素描张翎
2018-01-28美国陈瑞琳
美国|陈瑞琳
此刻的张翎,或者在中国,或者在回中国的路上。
2017年的张翎,因为新长篇《劳燕》的出版,正奔赴在大江南北,与她心爱的读者们见面,与各地的评论家对谈。作为中国第一部涉及美国海军秘密援华使命的小说,张翎以其巨大的勇气和极其客观的冷静,剖开了那段中美当年共同抗日的尘封历史,表达了她对国际反法西斯战线的崇高敬意。
在我看来,张翎在2009年出版的长篇小说《金山》无疑是她前后期小说创作的分水岭。如果说《金山》写的是19世纪末加拿大中国劳工的家族秘史,那么由《余震》改写的长篇《唐山大地震》,则是聚焦于现代人生命“疼痛”的层层剥茧。2014年她的长篇《阵痛》更是以“女人之痛”写“家国之痛”,再到2016年的长篇《流年物语》,讲述的是大时代小人物的命运沉浮,涵盖着半个世纪的家国风云变幻。她的作品气质明显开始趋于中性,女性化色彩逐渐减弱,她似乎更愿意用超性别的眼光看待人类经受的灾难和疼痛。

[已标注元素条目]
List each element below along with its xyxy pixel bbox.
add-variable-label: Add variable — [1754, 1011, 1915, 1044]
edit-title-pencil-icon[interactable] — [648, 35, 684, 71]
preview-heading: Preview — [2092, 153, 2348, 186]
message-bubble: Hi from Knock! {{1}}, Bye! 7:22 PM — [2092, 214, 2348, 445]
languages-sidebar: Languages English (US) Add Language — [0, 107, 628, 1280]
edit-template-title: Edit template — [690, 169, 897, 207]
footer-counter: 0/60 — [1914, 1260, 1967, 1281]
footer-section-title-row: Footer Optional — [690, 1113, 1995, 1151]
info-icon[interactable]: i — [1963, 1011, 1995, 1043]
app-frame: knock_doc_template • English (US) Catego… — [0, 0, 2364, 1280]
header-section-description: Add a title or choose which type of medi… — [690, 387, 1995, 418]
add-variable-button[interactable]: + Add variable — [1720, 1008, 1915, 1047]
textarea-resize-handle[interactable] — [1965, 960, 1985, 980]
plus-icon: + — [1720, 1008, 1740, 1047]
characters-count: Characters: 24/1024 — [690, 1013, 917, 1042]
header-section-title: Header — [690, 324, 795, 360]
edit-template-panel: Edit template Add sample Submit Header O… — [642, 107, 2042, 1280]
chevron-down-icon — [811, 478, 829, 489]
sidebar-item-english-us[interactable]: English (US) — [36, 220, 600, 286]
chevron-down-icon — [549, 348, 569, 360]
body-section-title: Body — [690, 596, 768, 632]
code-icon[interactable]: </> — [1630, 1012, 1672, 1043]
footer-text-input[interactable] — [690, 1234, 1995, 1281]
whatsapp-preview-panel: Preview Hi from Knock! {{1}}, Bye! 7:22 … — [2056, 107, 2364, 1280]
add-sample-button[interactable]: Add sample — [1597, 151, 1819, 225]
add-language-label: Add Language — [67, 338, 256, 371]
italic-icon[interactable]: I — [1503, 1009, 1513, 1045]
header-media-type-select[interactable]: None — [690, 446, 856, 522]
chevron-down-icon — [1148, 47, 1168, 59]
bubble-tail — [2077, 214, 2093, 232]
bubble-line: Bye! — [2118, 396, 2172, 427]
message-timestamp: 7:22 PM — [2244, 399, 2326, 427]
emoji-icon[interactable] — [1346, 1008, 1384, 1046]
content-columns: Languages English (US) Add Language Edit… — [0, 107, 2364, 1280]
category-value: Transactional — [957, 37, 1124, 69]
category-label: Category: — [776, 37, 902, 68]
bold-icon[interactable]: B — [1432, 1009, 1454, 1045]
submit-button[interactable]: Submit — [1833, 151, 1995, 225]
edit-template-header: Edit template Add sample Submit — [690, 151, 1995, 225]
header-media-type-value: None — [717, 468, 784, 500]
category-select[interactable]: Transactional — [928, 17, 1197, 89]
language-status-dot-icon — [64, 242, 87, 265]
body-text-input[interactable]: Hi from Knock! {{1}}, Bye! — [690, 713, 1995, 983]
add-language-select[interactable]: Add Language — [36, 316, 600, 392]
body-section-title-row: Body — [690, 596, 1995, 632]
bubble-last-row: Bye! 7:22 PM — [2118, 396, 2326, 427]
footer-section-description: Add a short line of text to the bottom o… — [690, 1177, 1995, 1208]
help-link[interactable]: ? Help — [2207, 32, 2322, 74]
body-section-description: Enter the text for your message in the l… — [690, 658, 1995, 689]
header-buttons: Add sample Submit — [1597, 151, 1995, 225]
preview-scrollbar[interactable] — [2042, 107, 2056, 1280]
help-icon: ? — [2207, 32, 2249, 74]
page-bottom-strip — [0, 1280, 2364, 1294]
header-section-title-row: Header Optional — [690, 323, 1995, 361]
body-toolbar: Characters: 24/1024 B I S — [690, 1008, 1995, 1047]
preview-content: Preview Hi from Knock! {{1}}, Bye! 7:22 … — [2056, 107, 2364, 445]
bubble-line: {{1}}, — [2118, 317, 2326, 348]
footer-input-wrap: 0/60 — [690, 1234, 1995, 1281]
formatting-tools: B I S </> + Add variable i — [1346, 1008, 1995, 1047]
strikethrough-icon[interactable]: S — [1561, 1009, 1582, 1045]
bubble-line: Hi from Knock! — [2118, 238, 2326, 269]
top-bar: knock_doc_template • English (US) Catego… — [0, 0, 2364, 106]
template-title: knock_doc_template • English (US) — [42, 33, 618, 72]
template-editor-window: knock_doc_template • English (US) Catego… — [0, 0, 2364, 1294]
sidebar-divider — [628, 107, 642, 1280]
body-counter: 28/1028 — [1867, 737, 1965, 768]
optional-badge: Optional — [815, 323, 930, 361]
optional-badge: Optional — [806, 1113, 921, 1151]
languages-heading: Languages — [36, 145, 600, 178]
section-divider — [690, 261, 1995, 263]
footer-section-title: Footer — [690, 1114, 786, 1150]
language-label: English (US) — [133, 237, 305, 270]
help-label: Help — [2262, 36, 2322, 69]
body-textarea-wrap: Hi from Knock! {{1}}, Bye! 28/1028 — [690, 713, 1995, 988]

> [任务要求]:
列出摘录中提到的张翎全部作品名称。 这些条目与摘录并无关联。

> [解答]:
《劳燕》、《金山》、《余震》、《唐山大地震》、《阵痛》、《流年物语》